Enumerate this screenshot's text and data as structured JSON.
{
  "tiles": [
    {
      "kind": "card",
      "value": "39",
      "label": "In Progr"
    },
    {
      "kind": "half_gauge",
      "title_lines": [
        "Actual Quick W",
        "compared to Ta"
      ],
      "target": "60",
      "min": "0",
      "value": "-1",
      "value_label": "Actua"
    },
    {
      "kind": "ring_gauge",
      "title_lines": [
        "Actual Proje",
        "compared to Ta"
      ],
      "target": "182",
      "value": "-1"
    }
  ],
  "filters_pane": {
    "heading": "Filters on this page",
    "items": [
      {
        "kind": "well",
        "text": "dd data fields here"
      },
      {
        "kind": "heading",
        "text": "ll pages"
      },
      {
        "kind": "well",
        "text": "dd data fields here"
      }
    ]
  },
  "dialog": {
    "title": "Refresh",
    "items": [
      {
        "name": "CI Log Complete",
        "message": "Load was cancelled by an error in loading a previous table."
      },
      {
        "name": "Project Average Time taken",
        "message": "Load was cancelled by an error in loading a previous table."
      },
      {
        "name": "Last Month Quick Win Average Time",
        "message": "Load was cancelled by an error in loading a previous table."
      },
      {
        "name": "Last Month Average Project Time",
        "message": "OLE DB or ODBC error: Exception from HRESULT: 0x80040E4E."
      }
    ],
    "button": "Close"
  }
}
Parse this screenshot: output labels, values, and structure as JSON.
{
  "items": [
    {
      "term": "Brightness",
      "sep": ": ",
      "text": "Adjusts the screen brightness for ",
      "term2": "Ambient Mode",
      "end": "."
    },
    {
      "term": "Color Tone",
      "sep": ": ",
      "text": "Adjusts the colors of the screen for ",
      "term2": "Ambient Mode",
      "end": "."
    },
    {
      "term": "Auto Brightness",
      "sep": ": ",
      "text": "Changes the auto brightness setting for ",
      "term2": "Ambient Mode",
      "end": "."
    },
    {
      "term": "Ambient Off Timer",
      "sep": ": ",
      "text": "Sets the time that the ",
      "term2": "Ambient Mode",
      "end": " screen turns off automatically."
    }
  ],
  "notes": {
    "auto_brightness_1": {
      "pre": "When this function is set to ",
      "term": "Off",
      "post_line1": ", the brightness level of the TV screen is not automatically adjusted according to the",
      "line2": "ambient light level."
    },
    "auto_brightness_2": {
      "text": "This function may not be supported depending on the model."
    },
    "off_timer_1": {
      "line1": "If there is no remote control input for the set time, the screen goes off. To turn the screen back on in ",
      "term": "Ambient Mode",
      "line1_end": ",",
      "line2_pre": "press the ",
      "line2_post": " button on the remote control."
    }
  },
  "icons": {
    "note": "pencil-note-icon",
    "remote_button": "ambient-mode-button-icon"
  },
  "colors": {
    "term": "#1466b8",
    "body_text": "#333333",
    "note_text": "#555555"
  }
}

**YOUR TASK**
Provide an exact reproduction of all the entries shown above.

**TASK SOLUTION**
Enumerate this screenshot's text and data as structured JSON.
{
  "tiles": [
    {
      "kind": "card",
      "value": "39",
      "label": "In Progr"
    },
    {
      "kind": "half_gauge",
      "title_lines": [
        "Actual Quick W",
        "compared to Ta"
      ],
      "target": "60",
      "min": "0",
      "value": "-1",
      "value_label": "Actua"
    },
    {
      "kind": "ring_gauge",
      "title_lines": [
        "Actual Proje",
        "compared to Ta"
      ],
      "target": "182",
      "value": "-1"
    }
  ],
  "filters_pane": {
    "heading": "Filters on this page",
    "items": [
      {
        "kind": "well",
        "text": "dd data fields here"
      },
      {
        "kind": "heading",
        "text": "ll pages"
      },
      {
        "kind": "well",
        "text": "dd data fields here"
      }
    ]
  },
  "dialog": {
    "title": "Refresh",
    "items": [
      {
        "name": "CI Log Complete",
        "message": "Load was cancelled by an error in loading a previous table."
      },
      {
        "name": "Project Average Time taken",
        "message": "Load was cancelled by an error in loading a previous table."
      },
      {
        "name": "Last Month Quick Win Average Time",
        "message": "Load was cancelled by an error in loading a previous table."
      },
      {
        "name": "Last Month Average Project Time",
        "message": "OLE DB or ODBC error: Exception from HRESULT: 0x80040E4E."
      }
    ],
    "button": "Close"
  }
}
Parse this screenshot: output labels, values, and structure as JSON.
{
  "items": [
    {
      "term": "Brightness",
      "sep": ": ",
      "text": "Adjusts the screen brightness for ",
      "term2": "Ambient Mode",
      "end": "."
    },
    {
      "term": "Color Tone",
      "sep": ": ",
      "text": "Adjusts the colors of the screen for ",
      "term2": "Ambient Mode",
      "end": "."
    },
    {
      "term": "Auto Brightness",
      "sep": ": ",
      "text": "Changes the auto brightness setting for ",
      "term2": "Ambient Mode",
      "end": "."
    },
    {
      "term": "Ambient Off Timer",
      "sep": ": ",
      "text": "Sets the time that the ",
      "term2": "Ambient Mode",
      "end": " screen turns off automatically."
    }
  ],
  "notes": {
    "auto_brightness_1": {
      "pre": "When this function is set to ",
      "term": "Off",
      "post_line1": ", the brightness level of the TV screen is not automatically adjusted according to the",
      "line2": "ambient light level."
    },
    "auto_brightness_2": {
      "text": "This function may not be supported depending on the model."
    },
    "off_timer_1": {
      "line1": "If there is no remote control input for the set time, the screen goes off. To turn the screen back on in ",
      "term": "Ambient Mode",
      "line1_end": ",",
      "line2_pre": "press the ",
      "line2_post": " button on the remote control."
    }
  },
  "icons": {
    "note": "pencil-note-icon",
    "remote_button": "ambient-mode-button-icon"
  },
  "colors": {
    "term": "#1466b8",
    "body_text": "#333333",
    "note_text": "#555555"
  }
}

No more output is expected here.